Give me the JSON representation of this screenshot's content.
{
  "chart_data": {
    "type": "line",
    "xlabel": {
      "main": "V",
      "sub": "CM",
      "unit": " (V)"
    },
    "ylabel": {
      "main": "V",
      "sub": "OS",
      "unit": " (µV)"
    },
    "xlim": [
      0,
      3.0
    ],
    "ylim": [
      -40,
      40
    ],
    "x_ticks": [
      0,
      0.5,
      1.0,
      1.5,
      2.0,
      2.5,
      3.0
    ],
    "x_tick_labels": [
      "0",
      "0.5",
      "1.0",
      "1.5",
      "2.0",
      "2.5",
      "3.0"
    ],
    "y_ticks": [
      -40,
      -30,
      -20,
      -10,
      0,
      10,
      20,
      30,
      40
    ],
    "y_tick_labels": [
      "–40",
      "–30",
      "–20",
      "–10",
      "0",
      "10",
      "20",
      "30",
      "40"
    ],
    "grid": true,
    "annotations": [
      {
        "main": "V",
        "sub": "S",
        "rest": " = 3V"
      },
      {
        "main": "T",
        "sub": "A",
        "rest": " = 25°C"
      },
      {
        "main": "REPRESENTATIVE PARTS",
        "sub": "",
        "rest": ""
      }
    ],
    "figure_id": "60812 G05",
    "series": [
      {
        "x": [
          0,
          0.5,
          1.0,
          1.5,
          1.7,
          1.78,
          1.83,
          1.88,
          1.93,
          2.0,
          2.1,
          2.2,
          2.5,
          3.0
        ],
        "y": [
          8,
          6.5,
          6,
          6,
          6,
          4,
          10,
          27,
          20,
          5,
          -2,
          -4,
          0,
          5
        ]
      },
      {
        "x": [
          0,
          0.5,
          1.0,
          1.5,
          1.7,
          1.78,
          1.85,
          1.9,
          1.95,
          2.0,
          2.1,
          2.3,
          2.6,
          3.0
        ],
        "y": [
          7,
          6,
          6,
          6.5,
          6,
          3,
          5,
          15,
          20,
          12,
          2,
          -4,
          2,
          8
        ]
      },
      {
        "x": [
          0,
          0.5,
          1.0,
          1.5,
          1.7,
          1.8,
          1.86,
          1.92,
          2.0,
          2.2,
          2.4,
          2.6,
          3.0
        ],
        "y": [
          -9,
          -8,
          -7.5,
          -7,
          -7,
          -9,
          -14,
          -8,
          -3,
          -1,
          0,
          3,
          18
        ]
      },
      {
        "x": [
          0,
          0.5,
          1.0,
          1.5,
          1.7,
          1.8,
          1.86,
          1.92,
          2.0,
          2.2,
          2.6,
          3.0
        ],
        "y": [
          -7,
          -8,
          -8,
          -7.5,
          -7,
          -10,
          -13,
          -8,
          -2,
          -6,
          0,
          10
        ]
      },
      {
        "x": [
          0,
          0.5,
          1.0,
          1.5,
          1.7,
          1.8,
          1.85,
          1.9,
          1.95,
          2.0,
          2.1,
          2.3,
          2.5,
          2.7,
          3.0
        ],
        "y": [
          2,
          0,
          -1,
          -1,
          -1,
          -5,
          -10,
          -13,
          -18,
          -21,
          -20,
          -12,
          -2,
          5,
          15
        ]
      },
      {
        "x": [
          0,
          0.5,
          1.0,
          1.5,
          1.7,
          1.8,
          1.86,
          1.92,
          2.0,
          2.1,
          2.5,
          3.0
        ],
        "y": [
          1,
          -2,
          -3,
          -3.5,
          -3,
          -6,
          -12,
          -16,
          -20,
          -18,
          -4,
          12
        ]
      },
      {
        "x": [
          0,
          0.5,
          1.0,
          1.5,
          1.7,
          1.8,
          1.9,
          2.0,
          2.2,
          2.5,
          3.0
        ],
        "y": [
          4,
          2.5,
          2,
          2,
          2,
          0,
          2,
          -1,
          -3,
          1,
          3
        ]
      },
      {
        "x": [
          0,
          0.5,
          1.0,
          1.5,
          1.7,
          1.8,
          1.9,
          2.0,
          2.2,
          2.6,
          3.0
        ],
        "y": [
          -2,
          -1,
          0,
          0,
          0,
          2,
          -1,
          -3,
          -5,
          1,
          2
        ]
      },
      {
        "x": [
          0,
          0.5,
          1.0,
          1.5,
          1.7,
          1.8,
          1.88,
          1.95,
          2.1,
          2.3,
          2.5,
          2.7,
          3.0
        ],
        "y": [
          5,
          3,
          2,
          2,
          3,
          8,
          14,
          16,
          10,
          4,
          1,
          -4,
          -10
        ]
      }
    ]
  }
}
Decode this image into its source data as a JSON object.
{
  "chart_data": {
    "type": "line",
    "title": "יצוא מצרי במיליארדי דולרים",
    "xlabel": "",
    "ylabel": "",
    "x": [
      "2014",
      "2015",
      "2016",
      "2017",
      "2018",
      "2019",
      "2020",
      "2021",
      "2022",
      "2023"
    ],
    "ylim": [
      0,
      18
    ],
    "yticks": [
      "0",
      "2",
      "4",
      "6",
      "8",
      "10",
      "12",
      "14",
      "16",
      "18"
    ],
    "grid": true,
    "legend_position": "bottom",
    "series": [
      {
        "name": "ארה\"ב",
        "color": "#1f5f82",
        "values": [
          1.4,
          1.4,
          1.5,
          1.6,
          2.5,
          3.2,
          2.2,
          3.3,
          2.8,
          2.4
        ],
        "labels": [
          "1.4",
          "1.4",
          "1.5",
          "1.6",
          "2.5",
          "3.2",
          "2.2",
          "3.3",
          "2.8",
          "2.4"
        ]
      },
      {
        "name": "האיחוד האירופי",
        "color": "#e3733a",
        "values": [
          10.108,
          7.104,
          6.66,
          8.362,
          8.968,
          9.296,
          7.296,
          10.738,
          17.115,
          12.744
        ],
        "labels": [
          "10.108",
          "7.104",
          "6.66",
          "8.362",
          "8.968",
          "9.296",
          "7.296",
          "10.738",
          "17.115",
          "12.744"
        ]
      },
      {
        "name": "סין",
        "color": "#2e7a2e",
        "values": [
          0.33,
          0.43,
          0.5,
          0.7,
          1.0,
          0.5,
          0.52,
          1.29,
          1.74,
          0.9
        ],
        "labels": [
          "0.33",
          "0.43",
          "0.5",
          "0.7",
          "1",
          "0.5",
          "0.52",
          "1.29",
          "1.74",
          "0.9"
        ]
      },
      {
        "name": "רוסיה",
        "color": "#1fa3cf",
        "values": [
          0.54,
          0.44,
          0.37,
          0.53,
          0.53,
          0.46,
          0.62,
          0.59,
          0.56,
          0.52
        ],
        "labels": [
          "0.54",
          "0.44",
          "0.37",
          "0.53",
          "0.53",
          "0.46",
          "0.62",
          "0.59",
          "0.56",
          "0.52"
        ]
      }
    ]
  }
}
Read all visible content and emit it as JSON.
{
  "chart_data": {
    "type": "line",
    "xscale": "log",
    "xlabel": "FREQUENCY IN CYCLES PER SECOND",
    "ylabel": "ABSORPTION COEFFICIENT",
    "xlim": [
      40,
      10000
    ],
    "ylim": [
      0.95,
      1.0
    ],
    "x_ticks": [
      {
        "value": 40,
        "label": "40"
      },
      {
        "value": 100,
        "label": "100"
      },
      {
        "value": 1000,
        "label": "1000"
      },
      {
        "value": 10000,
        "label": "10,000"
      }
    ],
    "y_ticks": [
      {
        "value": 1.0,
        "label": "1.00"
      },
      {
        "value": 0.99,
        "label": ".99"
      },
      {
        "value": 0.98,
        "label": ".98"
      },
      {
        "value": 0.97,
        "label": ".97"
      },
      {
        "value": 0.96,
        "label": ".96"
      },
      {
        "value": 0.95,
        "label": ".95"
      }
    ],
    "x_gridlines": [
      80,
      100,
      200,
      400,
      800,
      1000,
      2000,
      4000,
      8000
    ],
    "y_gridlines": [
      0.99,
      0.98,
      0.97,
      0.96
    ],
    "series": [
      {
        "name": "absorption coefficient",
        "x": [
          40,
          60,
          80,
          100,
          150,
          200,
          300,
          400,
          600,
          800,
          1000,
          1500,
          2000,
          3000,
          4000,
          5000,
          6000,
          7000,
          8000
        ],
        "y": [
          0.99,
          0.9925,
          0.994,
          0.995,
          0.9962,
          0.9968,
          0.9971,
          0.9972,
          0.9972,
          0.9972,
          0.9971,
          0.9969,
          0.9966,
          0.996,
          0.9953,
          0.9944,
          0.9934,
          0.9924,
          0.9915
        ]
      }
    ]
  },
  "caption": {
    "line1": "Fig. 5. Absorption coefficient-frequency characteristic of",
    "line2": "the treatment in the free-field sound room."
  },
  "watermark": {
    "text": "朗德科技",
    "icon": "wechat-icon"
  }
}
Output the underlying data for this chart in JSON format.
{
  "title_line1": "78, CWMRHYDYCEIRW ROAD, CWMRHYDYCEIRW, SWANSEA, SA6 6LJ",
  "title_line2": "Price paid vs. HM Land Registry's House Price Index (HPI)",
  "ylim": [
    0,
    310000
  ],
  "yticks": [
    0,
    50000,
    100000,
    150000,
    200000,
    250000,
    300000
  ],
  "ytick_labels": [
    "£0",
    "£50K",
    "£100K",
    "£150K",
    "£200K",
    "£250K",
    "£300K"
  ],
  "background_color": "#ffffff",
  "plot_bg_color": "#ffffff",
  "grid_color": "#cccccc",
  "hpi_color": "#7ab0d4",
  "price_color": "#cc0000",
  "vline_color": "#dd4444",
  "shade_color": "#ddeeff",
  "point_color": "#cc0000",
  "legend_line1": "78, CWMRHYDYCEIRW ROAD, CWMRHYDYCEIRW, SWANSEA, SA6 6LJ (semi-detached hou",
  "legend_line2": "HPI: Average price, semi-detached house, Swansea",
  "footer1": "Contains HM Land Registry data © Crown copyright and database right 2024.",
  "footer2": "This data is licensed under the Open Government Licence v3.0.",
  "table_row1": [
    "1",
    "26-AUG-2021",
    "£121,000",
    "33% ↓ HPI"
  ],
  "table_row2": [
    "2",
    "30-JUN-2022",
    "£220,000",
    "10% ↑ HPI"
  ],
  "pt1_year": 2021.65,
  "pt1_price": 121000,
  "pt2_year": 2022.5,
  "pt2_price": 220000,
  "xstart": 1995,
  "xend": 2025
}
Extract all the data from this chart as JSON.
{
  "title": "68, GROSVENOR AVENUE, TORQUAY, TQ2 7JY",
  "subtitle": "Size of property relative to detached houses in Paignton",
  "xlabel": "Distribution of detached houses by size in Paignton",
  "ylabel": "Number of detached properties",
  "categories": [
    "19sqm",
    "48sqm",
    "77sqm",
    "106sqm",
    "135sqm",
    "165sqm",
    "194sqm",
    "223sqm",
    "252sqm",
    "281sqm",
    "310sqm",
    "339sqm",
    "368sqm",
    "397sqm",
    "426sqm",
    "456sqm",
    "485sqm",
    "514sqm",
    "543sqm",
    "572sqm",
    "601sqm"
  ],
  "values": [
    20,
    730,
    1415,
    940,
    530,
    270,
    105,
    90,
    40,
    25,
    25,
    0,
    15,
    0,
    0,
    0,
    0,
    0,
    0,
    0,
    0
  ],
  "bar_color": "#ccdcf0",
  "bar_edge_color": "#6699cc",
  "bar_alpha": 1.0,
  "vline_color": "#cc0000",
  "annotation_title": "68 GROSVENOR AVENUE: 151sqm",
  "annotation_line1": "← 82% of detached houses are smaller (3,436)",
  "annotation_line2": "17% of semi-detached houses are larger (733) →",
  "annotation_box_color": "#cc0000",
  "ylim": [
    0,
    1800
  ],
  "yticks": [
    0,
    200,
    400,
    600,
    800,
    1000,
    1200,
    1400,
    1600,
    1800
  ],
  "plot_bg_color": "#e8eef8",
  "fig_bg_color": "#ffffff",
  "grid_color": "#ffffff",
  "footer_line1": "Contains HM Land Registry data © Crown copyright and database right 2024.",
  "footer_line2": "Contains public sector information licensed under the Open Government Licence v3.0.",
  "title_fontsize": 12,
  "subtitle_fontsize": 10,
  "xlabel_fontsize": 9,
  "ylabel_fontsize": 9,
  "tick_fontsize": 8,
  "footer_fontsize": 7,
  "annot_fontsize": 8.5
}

Instruction -
Pick out all lines containing the string "content".

Response to this exercise -
Give me the JSON representation of this screenshot's content.
Read all visible content and emit it as JSON.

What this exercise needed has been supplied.